**Short exercise:**
Copy out the material below in full, but not its images.

*** Input records ***

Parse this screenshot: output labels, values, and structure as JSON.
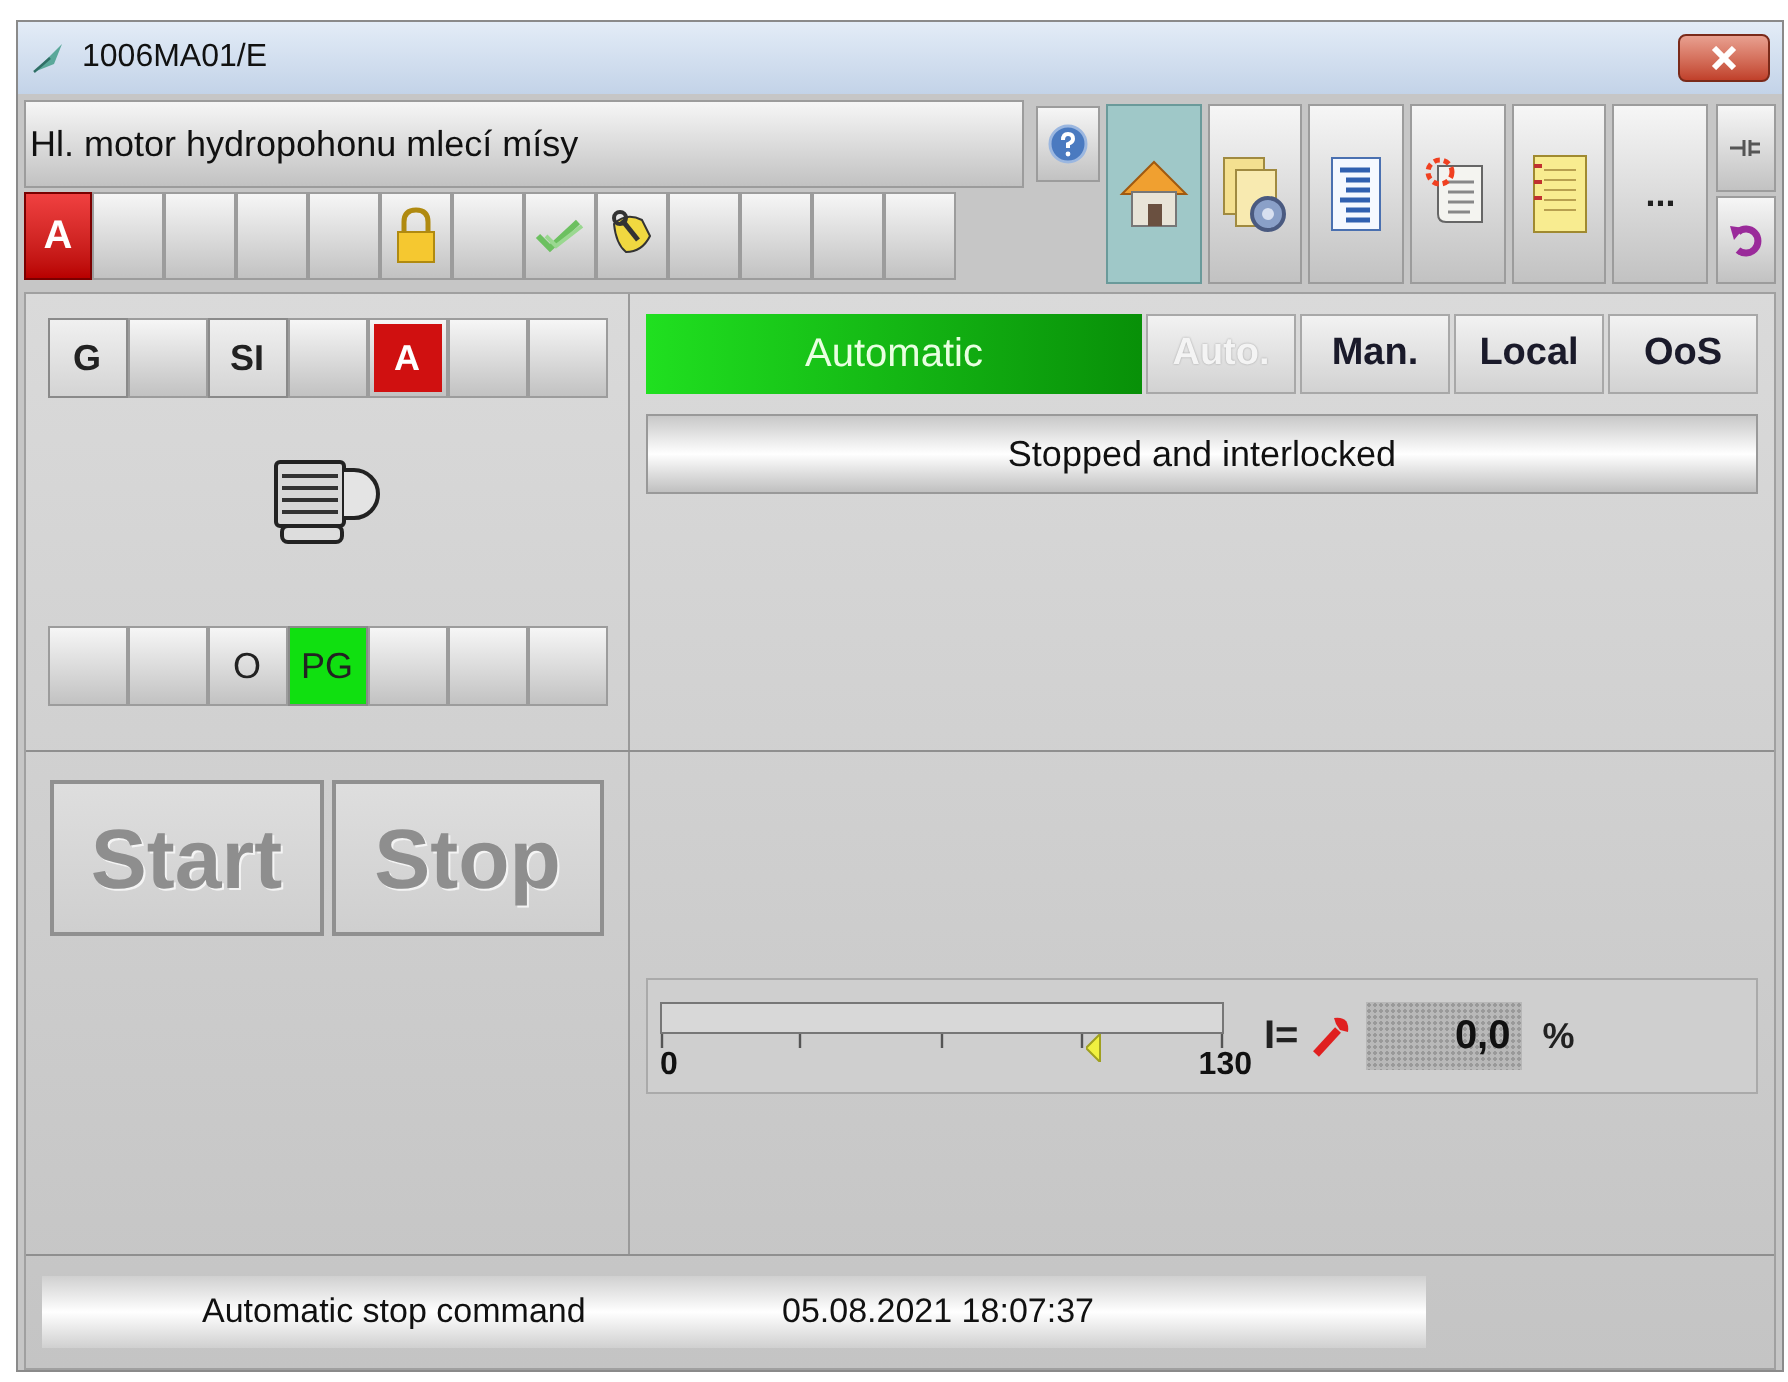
{
  "window": {
    "title": "1006MA01/E"
  },
  "header": {
    "description": "Hl. motor hydropohonu mlecí mísy"
  },
  "status_icons": [
    {
      "kind": "alarm",
      "text": "A"
    },
    {
      "kind": "empty"
    },
    {
      "kind": "empty"
    },
    {
      "kind": "empty"
    },
    {
      "kind": "empty"
    },
    {
      "kind": "lock"
    },
    {
      "kind": "empty"
    },
    {
      "kind": "check"
    },
    {
      "kind": "maintenance"
    },
    {
      "kind": "empty"
    },
    {
      "kind": "empty"
    },
    {
      "kind": "empty"
    },
    {
      "kind": "empty"
    }
  ],
  "view_buttons": [
    {
      "kind": "home",
      "selected": true
    },
    {
      "kind": "parameters",
      "selected": false
    },
    {
      "kind": "list",
      "selected": false
    },
    {
      "kind": "messages",
      "selected": false
    },
    {
      "kind": "notes",
      "selected": false
    },
    {
      "kind": "more",
      "text": "...",
      "selected": false
    }
  ],
  "side_buttons": [
    {
      "kind": "pin"
    },
    {
      "kind": "return"
    }
  ],
  "top_indicators": [
    {
      "kind": "text",
      "text": "G"
    },
    {
      "kind": "empty"
    },
    {
      "kind": "text",
      "text": "SI"
    },
    {
      "kind": "empty"
    },
    {
      "kind": "alarm",
      "text": "A"
    },
    {
      "kind": "empty"
    },
    {
      "kind": "empty"
    }
  ],
  "bottom_indicators": [
    {
      "kind": "empty"
    },
    {
      "kind": "empty"
    },
    {
      "kind": "plain",
      "text": "O"
    },
    {
      "kind": "active",
      "text": "PG"
    },
    {
      "kind": "empty"
    },
    {
      "kind": "empty"
    },
    {
      "kind": "empty"
    }
  ],
  "mode_display": "Automatic",
  "mode_buttons": [
    {
      "label": "Auto.",
      "disabled": true
    },
    {
      "label": "Man.",
      "disabled": false
    },
    {
      "label": "Local",
      "disabled": false
    },
    {
      "label": "OoS",
      "disabled": false
    }
  ],
  "state_text": "Stopped and interlocked",
  "commands": [
    {
      "label": "Start",
      "disabled": true
    },
    {
      "label": "Stop",
      "disabled": true
    }
  ],
  "bar": {
    "min": "0",
    "max": "130",
    "marker": {
      "level": 0.77
    }
  },
  "readout": {
    "prefix": "I=",
    "value": "0,0",
    "unit": "%"
  },
  "status_bar": {
    "message": "Automatic stop command",
    "time": "05.08.2021 18:07:37"
  }
}
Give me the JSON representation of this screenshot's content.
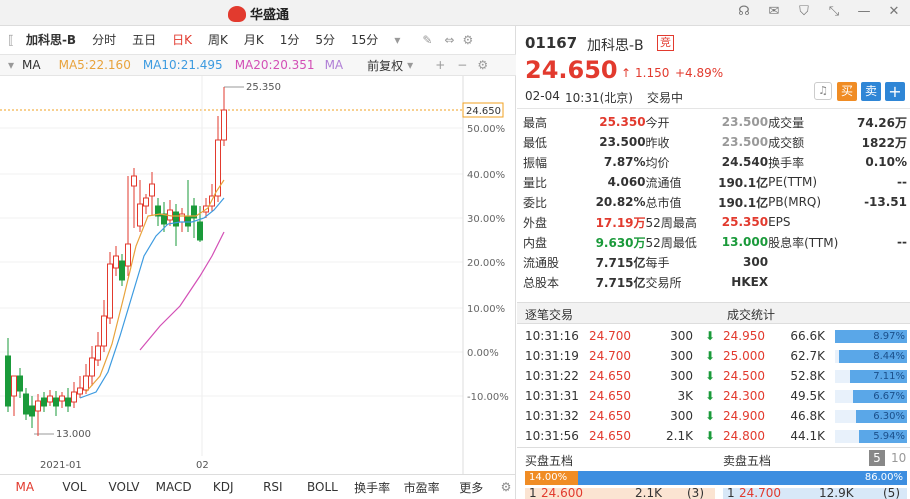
{
  "app": {
    "name": "华盛通"
  },
  "toolbar": {
    "items": [
      "加科思-B",
      "分时",
      "五日",
      "日K",
      "周K",
      "月K",
      "1分",
      "5分",
      "15分"
    ],
    "active": "日K"
  },
  "ma": {
    "label": "MA",
    "ma5": "MA5:22.160",
    "ma10": "MA10:21.495",
    "ma20": "MA20:20.351",
    "ma_more": "MA",
    "adjust": "前复权"
  },
  "chart": {
    "high_label": "25.350",
    "low_label": "13.000",
    "price_tag": "24.650",
    "x_labels": [
      "2021-01",
      "02"
    ],
    "y_labels": [
      "50.00%",
      "40.00%",
      "30.00%",
      "20.00%",
      "10.00%",
      "0.00%",
      "-10.00%"
    ]
  },
  "chart_data": {
    "type": "candlestick",
    "high": 25.35,
    "low": 13.0,
    "last": 24.65,
    "y_percent_ticks": [
      50,
      40,
      30,
      20,
      10,
      0,
      -10
    ]
  },
  "bottom_tabs": [
    "MA",
    "VOL",
    "VOLV",
    "MACD",
    "KDJ",
    "RSI",
    "BOLL",
    "换手率",
    "市盈率",
    "更多"
  ],
  "stock": {
    "code": "01167",
    "name": "加科思-B",
    "badge": "竞",
    "price": "24.650",
    "change": "1.150",
    "pct": "+4.89%",
    "date": "02-04",
    "time": "10:31(北京)",
    "status": "交易中",
    "buy": "买",
    "sell": "卖"
  },
  "stats": [
    [
      "最高",
      "25.350",
      "今开",
      "23.500",
      "成交量",
      "74.26万"
    ],
    [
      "最低",
      "23.500",
      "昨收",
      "23.500",
      "成交额",
      "1822万"
    ],
    [
      "振幅",
      "7.87%",
      "均价",
      "24.540",
      "换手率",
      "0.10%"
    ],
    [
      "量比",
      "4.060",
      "流通值",
      "190.1亿",
      "PE(TTM)",
      "--"
    ],
    [
      "委比",
      "20.82%",
      "总市值",
      "190.1亿",
      "PB(MRQ)",
      "-13.51"
    ],
    [
      "外盘",
      "17.19万",
      "52周最高",
      "25.350",
      "EPS",
      ""
    ],
    [
      "内盘",
      "9.630万",
      "52周最低",
      "13.000",
      "股息率(TTM)",
      "--"
    ],
    [
      "流通股",
      "7.715亿",
      "每手",
      "300",
      "",
      ""
    ],
    [
      "总股本",
      "7.715亿",
      "交易所",
      "HKEX",
      "",
      ""
    ]
  ],
  "ticks_title": "逐笔交易",
  "dist_title": "成交统计",
  "ticks": [
    [
      "10:31:16",
      "24.700",
      "300"
    ],
    [
      "10:31:19",
      "24.700",
      "300"
    ],
    [
      "10:31:22",
      "24.650",
      "300"
    ],
    [
      "10:31:31",
      "24.650",
      "3K"
    ],
    [
      "10:31:32",
      "24.650",
      "300"
    ],
    [
      "10:31:56",
      "24.650",
      "2.1K"
    ]
  ],
  "dist": [
    [
      "24.950",
      "66.6K",
      "8.97%",
      8.97
    ],
    [
      "25.000",
      "62.7K",
      "8.44%",
      8.44
    ],
    [
      "24.500",
      "52.8K",
      "7.11%",
      7.11
    ],
    [
      "24.300",
      "49.5K",
      "6.67%",
      6.67
    ],
    [
      "24.900",
      "46.8K",
      "6.30%",
      6.3
    ],
    [
      "24.800",
      "44.1K",
      "5.94%",
      5.94
    ]
  ],
  "book": {
    "buy_title": "买盘五档",
    "sell_title": "卖盘五档",
    "num5": "5",
    "num10": "10",
    "buy_pct": "14.00%",
    "sell_pct": "86.00%",
    "buy_pct_val": 14,
    "b1": [
      "1",
      "24.600",
      "2.1K",
      "(3)"
    ],
    "s1": [
      "1",
      "24.700",
      "12.9K",
      "(5)"
    ]
  }
}
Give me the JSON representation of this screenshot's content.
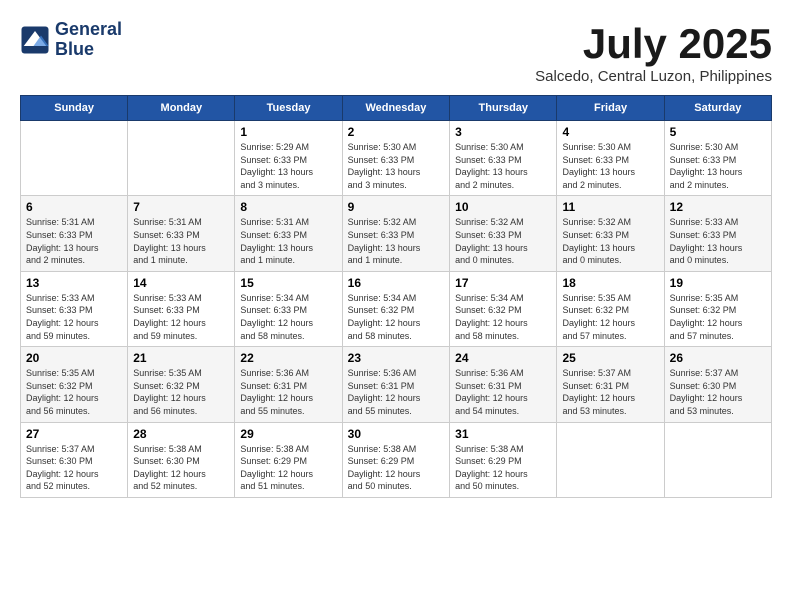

***

**Finished exercise:**
Parse this screenshot: output labels, values, and structure as JSON.
{
  "window": {
    "title": "1006MA01/E"
  },
  "header": {
    "description": "Hl. motor hydropohonu mlecí mísy"
  },
  "status_icons": [
    {
      "kind": "alarm",
      "text": "A"
    },
    {
      "kind": "empty"
    },
    {
      "kind": "empty"
    },
    {
      "kind": "empty"
    },
    {
      "kind": "empty"
    },
    {
      "kind": "lock"
    },
    {
      "kind": "empty"
    },
    {
      "kind": "check"
    },
    {
      "kind": "maintenance"
    },
    {
      "kind": "empty"
    },
    {
      "kind": "empty"
    },
    {
      "kind": "empty"
    },
    {
      "kind": "empty"
    }
  ],
  "view_buttons": [
    {
      "kind": "home",
      "selected": true
    },
    {
      "kind": "parameters",
      "selected": false
    },
    {
      "kind": "list",
      "selected": false
    },
    {
      "kind": "messages",
      "selected": false
    },
    {
      "kind": "notes",
      "selected": false
    },
    {
      "kind": "more",
      "text": "...",
      "selected": false
    }
  ],
  "side_buttons": [
    {
      "kind": "pin"
    },
    {
      "kind": "return"
    }
  ],
  "top_indicators": [
    {
      "kind": "text",
      "text": "G"
    },
    {
      "kind": "empty"
    },
    {
      "kind": "text",
      "text": "SI"
    },
    {
      "kind": "empty"
    },
    {
      "kind": "alarm",
      "text": "A"
    },
    {
      "kind": "empty"
    },
    {
      "kind": "empty"
    }
  ],
  "bottom_indicators": [
    {
      "kind": "empty"
    },
    {
      "kind": "empty"
    },
    {
      "kind": "plain",
      "text": "O"
    },
    {
      "kind": "active",
      "text": "PG"
    },
    {
      "kind": "empty"
    },
    {
      "kind": "empty"
    },
    {
      "kind": "empty"
    }
  ],
  "mode_display": "Automatic",
  "mode_buttons": [
    {
      "label": "Auto.",
      "disabled": true
    },
    {
      "label": "Man.",
      "disabled": false
    },
    {
      "label": "Local",
      "disabled": false
    },
    {
      "label": "OoS",
      "disabled": false
    }
  ],
  "state_text": "Stopped and interlocked",
  "commands": [
    {
      "label": "Start",
      "disabled": true
    },
    {
      "label": "Stop",
      "disabled": true
    }
  ],
  "bar": {
    "min": "0",
    "max": "130",
    "marker": {
      "level": 0.77
    }
  },
  "readout": {
    "prefix": "I=",
    "value": "0,0",
    "unit": "%"
  },
  "status_bar": {
    "message": "Automatic stop command",
    "time": "05.08.2021 18:07:37"
  }
}
Give me the JSON representation of this screenshot's content.
{
  "app": {
    "name": "华盛通"
  },
  "toolbar": {
    "items": [
      "加科思-B",
      "分时",
      "五日",
      "日K",
      "周K",
      "月K",
      "1分",
      "5分",
      "15分"
    ],
    "active": "日K"
  },
  "ma": {
    "label": "MA",
    "ma5": "MA5:22.160",
    "ma10": "MA10:21.495",
    "ma20": "MA20:20.351",
    "ma_more": "MA",
    "adjust": "前复权"
  },
  "chart": {
    "high_label": "25.350",
    "low_label": "13.000",
    "price_tag": "24.650",
    "x_labels": [
      "2021-01",
      "02"
    ],
    "y_labels": [
      "50.00%",
      "40.00%",
      "30.00%",
      "20.00%",
      "10.00%",
      "0.00%",
      "-10.00%"
    ]
  },
  "chart_data": {
    "type": "candlestick",
    "high": 25.35,
    "low": 13.0,
    "last": 24.65,
    "y_percent_ticks": [
      50,
      40,
      30,
      20,
      10,
      0,
      -10
    ]
  },
  "bottom_tabs": [
    "MA",
    "VOL",
    "VOLV",
    "MACD",
    "KDJ",
    "RSI",
    "BOLL",
    "换手率",
    "市盈率",
    "更多"
  ],
  "stock": {
    "code": "01167",
    "name": "加科思-B",
    "badge": "竞",
    "price": "24.650",
    "change": "1.150",
    "pct": "+4.89%",
    "date": "02-04",
    "time": "10:31(北京)",
    "status": "交易中",
    "buy": "买",
    "sell": "卖"
  },
  "stats": [
    [
      "最高",
      "25.350",
      "今开",
      "23.500",
      "成交量",
      "74.26万"
    ],
    [
      "最低",
      "23.500",
      "昨收",
      "23.500",
      "成交额",
      "1822万"
    ],
    [
      "振幅",
      "7.87%",
      "均价",
      "24.540",
      "换手率",
      "0.10%"
    ],
    [
      "量比",
      "4.060",
      "流通值",
      "190.1亿",
      "PE(TTM)",
      "--"
    ],
    [
      "委比",
      "20.82%",
      "总市值",
      "190.1亿",
      "PB(MRQ)",
      "-13.51"
    ],
    [
      "外盘",
      "17.19万",
      "52周最高",
      "25.350",
      "EPS",
      ""
    ],
    [
      "内盘",
      "9.630万",
      "52周最低",
      "13.000",
      "股息率(TTM)",
      "--"
    ],
    [
      "流通股",
      "7.715亿",
      "每手",
      "300",
      "",
      ""
    ],
    [
      "总股本",
      "7.715亿",
      "交易所",
      "HKEX",
      "",
      ""
    ]
  ],
  "ticks_title": "逐笔交易",
  "dist_title": "成交统计",
  "ticks": [
    [
      "10:31:16",
      "24.700",
      "300"
    ],
    [
      "10:31:19",
      "24.700",
      "300"
    ],
    [
      "10:31:22",
      "24.650",
      "300"
    ],
    [
      "10:31:31",
      "24.650",
      "3K"
    ],
    [
      "10:31:32",
      "24.650",
      "300"
    ],
    [
      "10:31:56",
      "24.650",
      "2.1K"
    ]
  ],
  "dist": [
    [
      "24.950",
      "66.6K",
      "8.97%",
      8.97
    ],
    [
      "25.000",
      "62.7K",
      "8.44%",
      8.44
    ],
    [
      "24.500",
      "52.8K",
      "7.11%",
      7.11
    ],
    [
      "24.300",
      "49.5K",
      "6.67%",
      6.67
    ],
    [
      "24.900",
      "46.8K",
      "6.30%",
      6.3
    ],
    [
      "24.800",
      "44.1K",
      "5.94%",
      5.94
    ]
  ],
  "book": {
    "buy_title": "买盘五档",
    "sell_title": "卖盘五档",
    "num5": "5",
    "num10": "10",
    "buy_pct": "14.00%",
    "sell_pct": "86.00%",
    "buy_pct_val": 14,
    "b1": [
      "1",
      "24.600",
      "2.1K",
      "(3)"
    ],
    "s1": [
      "1",
      "24.700",
      "12.9K",
      "(5)"
    ]
  }
}
Give me the JSON representation of this screenshot's content.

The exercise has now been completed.